- GIVEN INSTRUCTION: Below is a listing to write out in full, exactly as given, without its pictures.

- RECORDS TO PROCESS:
※
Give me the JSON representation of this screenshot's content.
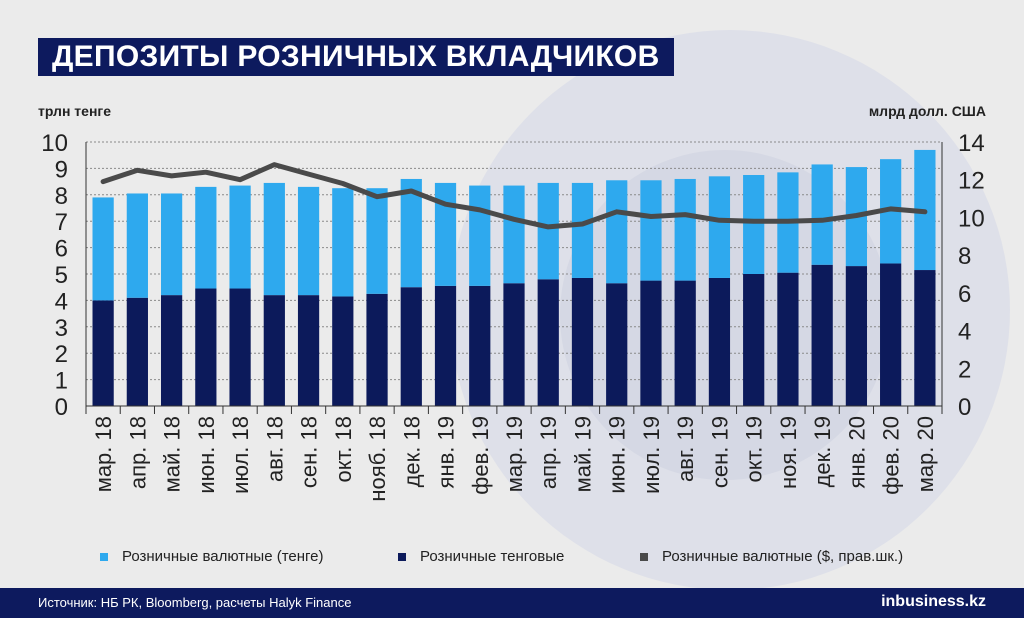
{
  "title": "ДЕПОЗИТЫ РОЗНИЧНЫХ ВКЛАДЧИКОВ",
  "left_unit": "трлн тенге",
  "right_unit": "млрд долл. США",
  "legend": [
    {
      "label": "Розничные валютные (тенге)",
      "color": "#2ea9ee"
    },
    {
      "label": "Розничные тенговые",
      "color": "#0c1a5b"
    },
    {
      "label": "Розничные валютные ($, прав.шк.)",
      "color": "#4a4a4a"
    }
  ],
  "source": "Источник: НБ РК, Bloomberg, расчеты  Halyk Finance",
  "logo": "inbusiness.kz",
  "chart_data": {
    "type": "bar",
    "stacked": true,
    "categories": [
      "мар. 18",
      "апр. 18",
      "май. 18",
      "июн. 18",
      "июл. 18",
      "авг. 18",
      "сен. 18",
      "окт. 18",
      "нояб. 18",
      "дек. 18",
      "янв. 19",
      "фев. 19",
      "мар. 19",
      "апр. 19",
      "май. 19",
      "июн. 19",
      "июл. 19",
      "авг. 19",
      "сен. 19",
      "окт. 19",
      "ноя. 19",
      "дек. 19",
      "янв. 20",
      "фев. 20",
      "мар. 20"
    ],
    "series": [
      {
        "name": "Розничные тенговые",
        "color": "#0c1a5b",
        "values": [
          4.0,
          4.1,
          4.2,
          4.45,
          4.45,
          4.2,
          4.2,
          4.15,
          4.25,
          4.5,
          4.55,
          4.55,
          4.65,
          4.8,
          4.85,
          4.65,
          4.75,
          4.75,
          4.85,
          5.0,
          5.05,
          5.35,
          5.3,
          5.4,
          5.15
        ]
      },
      {
        "name": "Розничные валютные (тенге)",
        "color": "#2ea9ee",
        "values": [
          3.9,
          3.95,
          3.85,
          3.85,
          3.9,
          4.25,
          4.1,
          4.1,
          4.0,
          4.1,
          3.9,
          3.8,
          3.7,
          3.65,
          3.6,
          3.9,
          3.8,
          3.85,
          3.85,
          3.75,
          3.8,
          3.8,
          3.75,
          3.95,
          4.55
        ]
      }
    ],
    "line_series": {
      "name": "Розничные валютные ($, прав.шк.)",
      "axis": "right",
      "color": "#4a4a4a",
      "values": [
        11.9,
        12.5,
        12.2,
        12.4,
        12.0,
        12.8,
        12.3,
        11.8,
        11.1,
        11.4,
        10.7,
        10.4,
        9.9,
        9.5,
        9.65,
        10.3,
        10.05,
        10.15,
        9.85,
        9.8,
        9.8,
        9.85,
        10.1,
        10.45,
        10.3
      ]
    },
    "ylim_left": [
      0,
      10
    ],
    "ylim_right": [
      0,
      14
    ],
    "yticks_left": [
      0,
      1,
      2,
      3,
      4,
      5,
      6,
      7,
      8,
      9,
      10
    ],
    "yticks_right": [
      0,
      2,
      4,
      6,
      8,
      10,
      12,
      14
    ],
    "grid": true
  }
}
※
- FULL RESPONSE:
Give me the JSON representation of this screenshot's content.
{
  "title": "ДЕПОЗИТЫ РОЗНИЧНЫХ ВКЛАДЧИКОВ",
  "left_unit": "трлн тенге",
  "right_unit": "млрд долл. США",
  "legend": [
    {
      "label": "Розничные валютные (тенге)",
      "color": "#2ea9ee"
    },
    {
      "label": "Розничные тенговые",
      "color": "#0c1a5b"
    },
    {
      "label": "Розничные валютные ($, прав.шк.)",
      "color": "#4a4a4a"
    }
  ],
  "source": "Источник: НБ РК, Bloomberg, расчеты  Halyk Finance",
  "logo": "inbusiness.kz",
  "chart_data": {
    "type": "bar",
    "stacked": true,
    "categories": [
      "мар. 18",
      "апр. 18",
      "май. 18",
      "июн. 18",
      "июл. 18",
      "авг. 18",
      "сен. 18",
      "окт. 18",
      "нояб. 18",
      "дек. 18",
      "янв. 19",
      "фев. 19",
      "мар. 19",
      "апр. 19",
      "май. 19",
      "июн. 19",
      "июл. 19",
      "авг. 19",
      "сен. 19",
      "окт. 19",
      "ноя. 19",
      "дек. 19",
      "янв. 20",
      "фев. 20",
      "мар. 20"
    ],
    "series": [
      {
        "name": "Розничные тенговые",
        "color": "#0c1a5b",
        "values": [
          4.0,
          4.1,
          4.2,
          4.45,
          4.45,
          4.2,
          4.2,
          4.15,
          4.25,
          4.5,
          4.55,
          4.55,
          4.65,
          4.8,
          4.85,
          4.65,
          4.75,
          4.75,
          4.85,
          5.0,
          5.05,
          5.35,
          5.3,
          5.4,
          5.15
        ]
      },
      {
        "name": "Розничные валютные (тенге)",
        "color": "#2ea9ee",
        "values": [
          3.9,
          3.95,
          3.85,
          3.85,
          3.9,
          4.25,
          4.1,
          4.1,
          4.0,
          4.1,
          3.9,
          3.8,
          3.7,
          3.65,
          3.6,
          3.9,
          3.8,
          3.85,
          3.85,
          3.75,
          3.8,
          3.8,
          3.75,
          3.95,
          4.55
        ]
      }
    ],
    "line_series": {
      "name": "Розничные валютные ($, прав.шк.)",
      "axis": "right",
      "color": "#4a4a4a",
      "values": [
        11.9,
        12.5,
        12.2,
        12.4,
        12.0,
        12.8,
        12.3,
        11.8,
        11.1,
        11.4,
        10.7,
        10.4,
        9.9,
        9.5,
        9.65,
        10.3,
        10.05,
        10.15,
        9.85,
        9.8,
        9.8,
        9.85,
        10.1,
        10.45,
        10.3
      ]
    },
    "ylim_left": [
      0,
      10
    ],
    "ylim_right": [
      0,
      14
    ],
    "yticks_left": [
      0,
      1,
      2,
      3,
      4,
      5,
      6,
      7,
      8,
      9,
      10
    ],
    "yticks_right": [
      0,
      2,
      4,
      6,
      8,
      10,
      12,
      14
    ],
    "grid": true
  }
}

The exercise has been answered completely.